**Extracted information:**
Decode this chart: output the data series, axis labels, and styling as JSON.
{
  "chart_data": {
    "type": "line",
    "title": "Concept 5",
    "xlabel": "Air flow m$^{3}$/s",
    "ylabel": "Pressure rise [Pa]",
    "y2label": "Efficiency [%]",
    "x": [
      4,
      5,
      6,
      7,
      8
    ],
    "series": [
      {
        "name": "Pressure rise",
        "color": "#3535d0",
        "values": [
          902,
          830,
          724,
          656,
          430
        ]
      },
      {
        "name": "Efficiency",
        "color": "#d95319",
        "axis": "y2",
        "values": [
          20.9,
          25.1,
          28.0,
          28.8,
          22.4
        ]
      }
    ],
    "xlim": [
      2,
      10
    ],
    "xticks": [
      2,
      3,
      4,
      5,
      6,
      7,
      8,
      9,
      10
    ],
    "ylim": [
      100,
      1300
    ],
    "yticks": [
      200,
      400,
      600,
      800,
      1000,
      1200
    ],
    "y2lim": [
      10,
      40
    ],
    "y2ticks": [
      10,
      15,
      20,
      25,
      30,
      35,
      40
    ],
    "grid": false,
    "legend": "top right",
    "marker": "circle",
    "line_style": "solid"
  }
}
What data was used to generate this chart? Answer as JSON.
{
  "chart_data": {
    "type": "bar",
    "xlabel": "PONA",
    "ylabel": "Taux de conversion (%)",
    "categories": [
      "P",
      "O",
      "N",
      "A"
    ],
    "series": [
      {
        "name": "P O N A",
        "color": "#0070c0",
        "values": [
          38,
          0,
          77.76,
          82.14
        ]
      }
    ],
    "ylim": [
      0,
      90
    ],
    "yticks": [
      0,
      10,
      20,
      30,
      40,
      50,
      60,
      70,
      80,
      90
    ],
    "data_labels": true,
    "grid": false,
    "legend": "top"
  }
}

**Problem details:** Only lines with the string "JSON" belong in your answer; copy each one.

**Output:**
Decode this chart: output the data series, axis labels, and styling as JSON.
What data was used to generate this chart? Answer as JSON.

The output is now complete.